— START OF RECORDS FOR THIS EXERCISE —

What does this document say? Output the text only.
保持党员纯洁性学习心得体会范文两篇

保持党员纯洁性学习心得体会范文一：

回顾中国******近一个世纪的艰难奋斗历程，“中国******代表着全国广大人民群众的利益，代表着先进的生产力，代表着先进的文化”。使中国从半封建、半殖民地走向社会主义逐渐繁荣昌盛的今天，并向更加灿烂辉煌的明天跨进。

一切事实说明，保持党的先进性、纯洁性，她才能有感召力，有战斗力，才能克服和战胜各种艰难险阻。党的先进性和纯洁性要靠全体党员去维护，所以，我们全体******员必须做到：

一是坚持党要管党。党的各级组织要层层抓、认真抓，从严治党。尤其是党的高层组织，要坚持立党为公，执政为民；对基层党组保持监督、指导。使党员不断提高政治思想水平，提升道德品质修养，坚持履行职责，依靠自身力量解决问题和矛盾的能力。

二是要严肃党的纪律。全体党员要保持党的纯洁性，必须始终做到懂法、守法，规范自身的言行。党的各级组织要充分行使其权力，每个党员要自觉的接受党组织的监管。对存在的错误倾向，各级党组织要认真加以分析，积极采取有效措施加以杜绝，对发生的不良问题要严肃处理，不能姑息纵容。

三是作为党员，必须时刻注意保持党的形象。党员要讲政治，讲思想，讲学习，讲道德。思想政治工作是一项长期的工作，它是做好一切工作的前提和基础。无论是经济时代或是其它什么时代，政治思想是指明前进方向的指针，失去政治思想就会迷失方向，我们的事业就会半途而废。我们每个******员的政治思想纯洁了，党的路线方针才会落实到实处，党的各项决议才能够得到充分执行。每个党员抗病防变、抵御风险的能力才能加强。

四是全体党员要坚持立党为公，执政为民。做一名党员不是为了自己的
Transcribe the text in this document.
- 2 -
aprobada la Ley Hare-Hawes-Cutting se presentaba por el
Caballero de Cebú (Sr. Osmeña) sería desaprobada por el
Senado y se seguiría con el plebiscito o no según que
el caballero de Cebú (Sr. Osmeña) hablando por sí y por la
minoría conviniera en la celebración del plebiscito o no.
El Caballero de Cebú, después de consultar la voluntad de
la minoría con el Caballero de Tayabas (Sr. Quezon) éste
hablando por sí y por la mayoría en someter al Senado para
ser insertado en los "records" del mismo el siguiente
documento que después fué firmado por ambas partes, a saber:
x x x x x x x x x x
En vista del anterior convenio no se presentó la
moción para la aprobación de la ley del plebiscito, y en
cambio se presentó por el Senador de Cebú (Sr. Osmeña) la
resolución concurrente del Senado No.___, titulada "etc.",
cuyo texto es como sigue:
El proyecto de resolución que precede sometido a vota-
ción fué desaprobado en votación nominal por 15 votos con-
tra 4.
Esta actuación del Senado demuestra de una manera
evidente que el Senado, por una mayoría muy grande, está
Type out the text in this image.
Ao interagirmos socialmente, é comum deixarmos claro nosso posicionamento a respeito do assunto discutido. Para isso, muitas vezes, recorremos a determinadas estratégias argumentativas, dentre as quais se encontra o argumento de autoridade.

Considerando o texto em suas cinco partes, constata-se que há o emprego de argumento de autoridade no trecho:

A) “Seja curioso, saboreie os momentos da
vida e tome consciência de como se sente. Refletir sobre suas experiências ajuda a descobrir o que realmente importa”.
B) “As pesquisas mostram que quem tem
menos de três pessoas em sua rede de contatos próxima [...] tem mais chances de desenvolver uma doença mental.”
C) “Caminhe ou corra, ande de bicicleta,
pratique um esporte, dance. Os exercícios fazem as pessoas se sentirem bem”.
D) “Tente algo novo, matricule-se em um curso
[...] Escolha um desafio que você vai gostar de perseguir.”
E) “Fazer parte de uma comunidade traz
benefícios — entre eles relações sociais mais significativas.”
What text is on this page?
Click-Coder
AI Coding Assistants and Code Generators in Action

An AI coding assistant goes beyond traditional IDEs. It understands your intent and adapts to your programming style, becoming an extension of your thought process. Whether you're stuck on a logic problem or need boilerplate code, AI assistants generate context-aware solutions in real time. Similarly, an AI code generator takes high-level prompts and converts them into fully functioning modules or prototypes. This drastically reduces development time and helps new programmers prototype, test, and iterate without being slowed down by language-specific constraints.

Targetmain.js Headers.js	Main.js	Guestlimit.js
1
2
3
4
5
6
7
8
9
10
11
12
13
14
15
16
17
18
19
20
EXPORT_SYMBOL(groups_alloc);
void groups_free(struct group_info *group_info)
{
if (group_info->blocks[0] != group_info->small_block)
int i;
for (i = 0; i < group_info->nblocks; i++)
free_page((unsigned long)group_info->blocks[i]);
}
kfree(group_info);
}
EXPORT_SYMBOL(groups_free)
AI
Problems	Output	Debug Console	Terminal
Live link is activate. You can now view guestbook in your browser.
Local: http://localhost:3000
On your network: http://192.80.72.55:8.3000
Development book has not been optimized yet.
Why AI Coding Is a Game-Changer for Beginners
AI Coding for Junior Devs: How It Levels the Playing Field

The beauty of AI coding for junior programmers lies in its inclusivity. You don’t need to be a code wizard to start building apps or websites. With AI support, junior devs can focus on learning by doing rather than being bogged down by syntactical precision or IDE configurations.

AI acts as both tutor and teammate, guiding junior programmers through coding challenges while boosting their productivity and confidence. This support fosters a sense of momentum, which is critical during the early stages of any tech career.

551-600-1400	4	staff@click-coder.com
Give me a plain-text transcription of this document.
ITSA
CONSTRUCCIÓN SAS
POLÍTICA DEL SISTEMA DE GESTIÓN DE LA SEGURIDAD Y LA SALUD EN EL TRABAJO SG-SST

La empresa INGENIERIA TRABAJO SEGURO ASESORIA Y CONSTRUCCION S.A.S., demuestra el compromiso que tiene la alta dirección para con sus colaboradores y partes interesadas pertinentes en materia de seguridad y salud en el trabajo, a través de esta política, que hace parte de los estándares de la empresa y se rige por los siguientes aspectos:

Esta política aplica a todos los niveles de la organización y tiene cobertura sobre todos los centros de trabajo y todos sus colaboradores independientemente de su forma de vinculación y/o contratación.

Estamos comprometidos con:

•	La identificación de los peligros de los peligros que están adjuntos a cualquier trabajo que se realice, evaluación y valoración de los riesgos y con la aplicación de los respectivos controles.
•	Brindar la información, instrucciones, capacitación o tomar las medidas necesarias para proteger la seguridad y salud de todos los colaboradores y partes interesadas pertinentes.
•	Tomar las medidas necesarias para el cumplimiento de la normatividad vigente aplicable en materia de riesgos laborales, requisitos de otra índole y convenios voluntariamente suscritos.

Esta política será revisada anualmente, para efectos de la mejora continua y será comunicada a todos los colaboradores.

— END OF RECORDS FOR THIS EXERCISE —

#### WHAT IS EXPECTED
Pick out every line above that holds the word "necesarias" and copy it.

#### EXERCISE ANSWER
•	Brindar la información, instrucciones, capacitación o tomar las medidas necesarias para proteger la seguridad y salud de todos los colaboradores y partes interesadas pertinentes.
•	Tomar las medidas necesarias para el cumplimiento de la normatividad vigente aplicable en materia de riesgos laborales, requisitos de otra índole y convenios voluntariamente suscritos.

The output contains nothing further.